Given exercise:
Give the entries again, word for word.

━━━ Rows

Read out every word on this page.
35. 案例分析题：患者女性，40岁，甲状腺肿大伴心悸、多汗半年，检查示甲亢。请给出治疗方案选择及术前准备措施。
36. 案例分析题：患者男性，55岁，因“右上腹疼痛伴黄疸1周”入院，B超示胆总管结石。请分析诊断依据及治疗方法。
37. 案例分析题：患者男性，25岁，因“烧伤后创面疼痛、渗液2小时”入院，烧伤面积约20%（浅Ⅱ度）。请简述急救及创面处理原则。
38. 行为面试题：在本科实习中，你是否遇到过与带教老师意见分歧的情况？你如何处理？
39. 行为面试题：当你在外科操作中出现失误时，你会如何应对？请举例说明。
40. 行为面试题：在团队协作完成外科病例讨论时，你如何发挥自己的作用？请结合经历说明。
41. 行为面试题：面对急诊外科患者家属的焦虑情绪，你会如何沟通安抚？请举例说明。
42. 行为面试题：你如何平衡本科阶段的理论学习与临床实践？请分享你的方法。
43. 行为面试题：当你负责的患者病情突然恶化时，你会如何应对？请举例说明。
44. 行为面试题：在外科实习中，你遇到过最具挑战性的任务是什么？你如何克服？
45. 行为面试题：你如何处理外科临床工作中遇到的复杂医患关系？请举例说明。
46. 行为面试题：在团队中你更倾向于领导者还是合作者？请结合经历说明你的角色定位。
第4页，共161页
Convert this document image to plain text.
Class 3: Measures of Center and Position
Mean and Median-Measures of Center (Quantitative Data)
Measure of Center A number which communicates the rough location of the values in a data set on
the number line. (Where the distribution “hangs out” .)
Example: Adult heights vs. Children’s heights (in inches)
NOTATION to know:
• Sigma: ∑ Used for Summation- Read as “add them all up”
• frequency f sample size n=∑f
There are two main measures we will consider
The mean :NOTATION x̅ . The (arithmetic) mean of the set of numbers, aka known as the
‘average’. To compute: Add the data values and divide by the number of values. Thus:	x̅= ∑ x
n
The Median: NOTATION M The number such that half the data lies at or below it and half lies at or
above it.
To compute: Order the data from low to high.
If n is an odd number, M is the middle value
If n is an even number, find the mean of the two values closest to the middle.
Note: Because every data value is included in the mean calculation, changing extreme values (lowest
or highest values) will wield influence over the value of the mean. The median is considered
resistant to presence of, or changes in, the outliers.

━━━━━━

Expected output:
Read out every word on this page.
35. 案例分析题：患者女性，40岁，甲状腺肿大伴心悸、多汗半年，检查示甲亢。请给出治疗方案选择及术前准备措施。
36. 案例分析题：患者男性，55岁，因“右上腹疼痛伴黄疸1周”入院，B超示胆总管结石。请分析诊断依据及治疗方法。
37. 案例分析题：患者男性，25岁，因“烧伤后创面疼痛、渗液2小时”入院，烧伤面积约20%（浅Ⅱ度）。请简述急救及创面处理原则。
38. 行为面试题：在本科实习中，你是否遇到过与带教老师意见分歧的情况？你如何处理？
39. 行为面试题：当你在外科操作中出现失误时，你会如何应对？请举例说明。
40. 行为面试题：在团队协作完成外科病例讨论时，你如何发挥自己的作用？请结合经历说明。
41. 行为面试题：面对急诊外科患者家属的焦虑情绪，你会如何沟通安抚？请举例说明。
42. 行为面试题：你如何平衡本科阶段的理论学习与临床实践？请分享你的方法。
43. 行为面试题：当你负责的患者病情突然恶化时，你会如何应对？请举例说明。
44. 行为面试题：在外科实习中，你遇到过最具挑战性的任务是什么？你如何克服？
45. 行为面试题：你如何处理外科临床工作中遇到的复杂医患关系？请举例说明。
46. 行为面试题：在团队中你更倾向于领导者还是合作者？请结合经历说明你的角色定位。
第4页，共161页
Convert this document image to plain text.
Class 3: Measures of Center and Position
Mean and Median-Measures of Center (Quantitative Data)
Measure of Center A number which communicates the rough location of the values in a data set on
the number line. (Where the distribution “hangs out” .)
Example: Adult heights vs. Children’s heights (in inches)
NOTATION to know:
• Sigma: ∑ Used for Summation- Read as “add them all up”
• frequency f sample size n=∑f
There are two main measures we will consider
The mean :NOTATION x̅ . The (arithmetic) mean of the set of numbers, aka known as the
‘average’. To compute: Add the data values and divide by the number of values. Thus:	x̅= ∑ x
n
The Median: NOTATION M The number such that half the data lies at or below it and half lies at or
above it.
To compute: Order the data from low to high.
If n is an odd number, M is the middle value
If n is an even number, find the mean of the two values closest to the middle.
Note: Because every data value is included in the mean calculation, changing extreme values (lowest
or highest values) will wield influence over the value of the mean. The median is considered
resistant to presence of, or changes in, the outliers.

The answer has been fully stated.